• YOUR GOAL:
Your task is to reproduce the entries below word for word.

• DATA EXCERPTS:
--

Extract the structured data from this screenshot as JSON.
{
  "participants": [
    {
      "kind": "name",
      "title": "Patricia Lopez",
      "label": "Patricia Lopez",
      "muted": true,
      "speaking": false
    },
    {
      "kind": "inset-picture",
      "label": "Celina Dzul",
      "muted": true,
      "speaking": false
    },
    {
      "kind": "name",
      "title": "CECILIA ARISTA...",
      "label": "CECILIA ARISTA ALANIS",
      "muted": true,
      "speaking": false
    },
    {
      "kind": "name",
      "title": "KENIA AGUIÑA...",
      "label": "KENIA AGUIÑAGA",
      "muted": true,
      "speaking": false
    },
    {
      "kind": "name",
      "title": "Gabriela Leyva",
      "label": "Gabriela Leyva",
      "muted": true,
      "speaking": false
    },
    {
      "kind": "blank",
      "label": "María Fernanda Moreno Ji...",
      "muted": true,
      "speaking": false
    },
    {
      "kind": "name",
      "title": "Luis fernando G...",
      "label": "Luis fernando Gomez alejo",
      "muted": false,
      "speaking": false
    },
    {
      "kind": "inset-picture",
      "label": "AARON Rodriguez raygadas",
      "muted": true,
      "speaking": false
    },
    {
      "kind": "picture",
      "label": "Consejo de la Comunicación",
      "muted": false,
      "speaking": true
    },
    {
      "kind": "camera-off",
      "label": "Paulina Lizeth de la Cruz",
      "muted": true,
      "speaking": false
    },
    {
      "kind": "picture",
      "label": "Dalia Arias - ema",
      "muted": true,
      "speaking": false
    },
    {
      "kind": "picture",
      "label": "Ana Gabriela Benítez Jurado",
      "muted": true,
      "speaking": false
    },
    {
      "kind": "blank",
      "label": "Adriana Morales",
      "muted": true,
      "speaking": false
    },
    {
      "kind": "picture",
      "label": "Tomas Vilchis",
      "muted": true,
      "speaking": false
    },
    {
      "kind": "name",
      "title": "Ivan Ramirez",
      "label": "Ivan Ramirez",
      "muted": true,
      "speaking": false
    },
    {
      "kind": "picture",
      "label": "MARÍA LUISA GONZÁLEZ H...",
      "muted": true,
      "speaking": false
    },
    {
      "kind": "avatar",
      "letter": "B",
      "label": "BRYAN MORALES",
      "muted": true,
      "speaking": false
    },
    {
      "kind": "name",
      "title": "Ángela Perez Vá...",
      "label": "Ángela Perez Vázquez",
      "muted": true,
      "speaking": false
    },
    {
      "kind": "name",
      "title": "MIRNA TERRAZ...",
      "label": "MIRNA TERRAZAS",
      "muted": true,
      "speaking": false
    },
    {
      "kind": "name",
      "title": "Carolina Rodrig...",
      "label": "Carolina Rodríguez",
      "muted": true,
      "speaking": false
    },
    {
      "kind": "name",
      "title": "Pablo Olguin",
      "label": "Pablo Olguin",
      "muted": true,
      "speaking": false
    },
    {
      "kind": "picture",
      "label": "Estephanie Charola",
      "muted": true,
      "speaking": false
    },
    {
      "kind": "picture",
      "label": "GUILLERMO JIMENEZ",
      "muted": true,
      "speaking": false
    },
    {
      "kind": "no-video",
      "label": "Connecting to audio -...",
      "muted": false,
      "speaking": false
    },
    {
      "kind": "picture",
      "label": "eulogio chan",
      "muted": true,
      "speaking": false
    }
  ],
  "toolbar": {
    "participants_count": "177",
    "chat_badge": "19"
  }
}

--

• RESULT OF THE TASK:
Extract the structured data from this screenshot as JSON.
{
  "participants": [
    {
      "kind": "name",
      "title": "Patricia Lopez",
      "label": "Patricia Lopez",
      "muted": true,
      "speaking": false
    },
    {
      "kind": "inset-picture",
      "label": "Celina Dzul",
      "muted": true,
      "speaking": false
    },
    {
      "kind": "name",
      "title": "CECILIA ARISTA...",
      "label": "CECILIA ARISTA ALANIS",
      "muted": true,
      "speaking": false
    },
    {
      "kind": "name",
      "title": "KENIA AGUIÑA...",
      "label": "KENIA AGUIÑAGA",
      "muted": true,
      "speaking": false
    },
    {
      "kind": "name",
      "title": "Gabriela Leyva",
      "label": "Gabriela Leyva",
      "muted": true,
      "speaking": false
    },
    {
      "kind": "blank",
      "label": "María Fernanda Moreno Ji...",
      "muted": true,
      "speaking": false
    },
    {
      "kind": "name",
      "title": "Luis fernando G...",
      "label": "Luis fernando Gomez alejo",
      "muted": false,
      "speaking": false
    },
    {
      "kind": "inset-picture",
      "label": "AARON Rodriguez raygadas",
      "muted": true,
      "speaking": false
    },
    {
      "kind": "picture",
      "label": "Consejo de la Comunicación",
      "muted": false,
      "speaking": true
    },
    {
      "kind": "camera-off",
      "label": "Paulina Lizeth de la Cruz",
      "muted": true,
      "speaking": false
    },
    {
      "kind": "picture",
      "label": "Dalia Arias - ema",
      "muted": true,
      "speaking": false
    },
    {
      "kind": "picture",
      "label": "Ana Gabriela Benítez Jurado",
      "muted": true,
      "speaking": false
    },
    {
      "kind": "blank",
      "label": "Adriana Morales",
      "muted": true,
      "speaking": false
    },
    {
      "kind": "picture",
      "label": "Tomas Vilchis",
      "muted": true,
      "speaking": false
    },
    {
      "kind": "name",
      "title": "Ivan Ramirez",
      "label": "Ivan Ramirez",
      "muted": true,
      "speaking": false
    },
    {
      "kind": "picture",
      "label": "MARÍA LUISA GONZÁLEZ H...",
      "muted": true,
      "speaking": false
    },
    {
      "kind": "avatar",
      "letter": "B",
      "label": "BRYAN MORALES",
      "muted": true,
      "speaking": false
    },
    {
      "kind": "name",
      "title": "Ángela Perez Vá...",
      "label": "Ángela Perez Vázquez",
      "muted": true,
      "speaking": false
    },
    {
      "kind": "name",
      "title": "MIRNA TERRAZ...",
      "label": "MIRNA TERRAZAS",
      "muted": true,
      "speaking": false
    },
    {
      "kind": "name",
      "title": "Carolina Rodrig...",
      "label": "Carolina Rodríguez",
      "muted": true,
      "speaking": false
    },
    {
      "kind": "name",
      "title": "Pablo Olguin",
      "label": "Pablo Olguin",
      "muted": true,
      "speaking": false
    },
    {
      "kind": "picture",
      "label": "Estephanie Charola",
      "muted": true,
      "speaking": false
    },
    {
      "kind": "picture",
      "label": "GUILLERMO JIMENEZ",
      "muted": true,
      "speaking": false
    },
    {
      "kind": "no-video",
      "label": "Connecting to audio -...",
      "muted": false,
      "speaking": false
    },
    {
      "kind": "picture",
      "label": "eulogio chan",
      "muted": true,
      "speaking": false
    }
  ],
  "toolbar": {
    "participants_count": "177",
    "chat_badge": "19"
  }
}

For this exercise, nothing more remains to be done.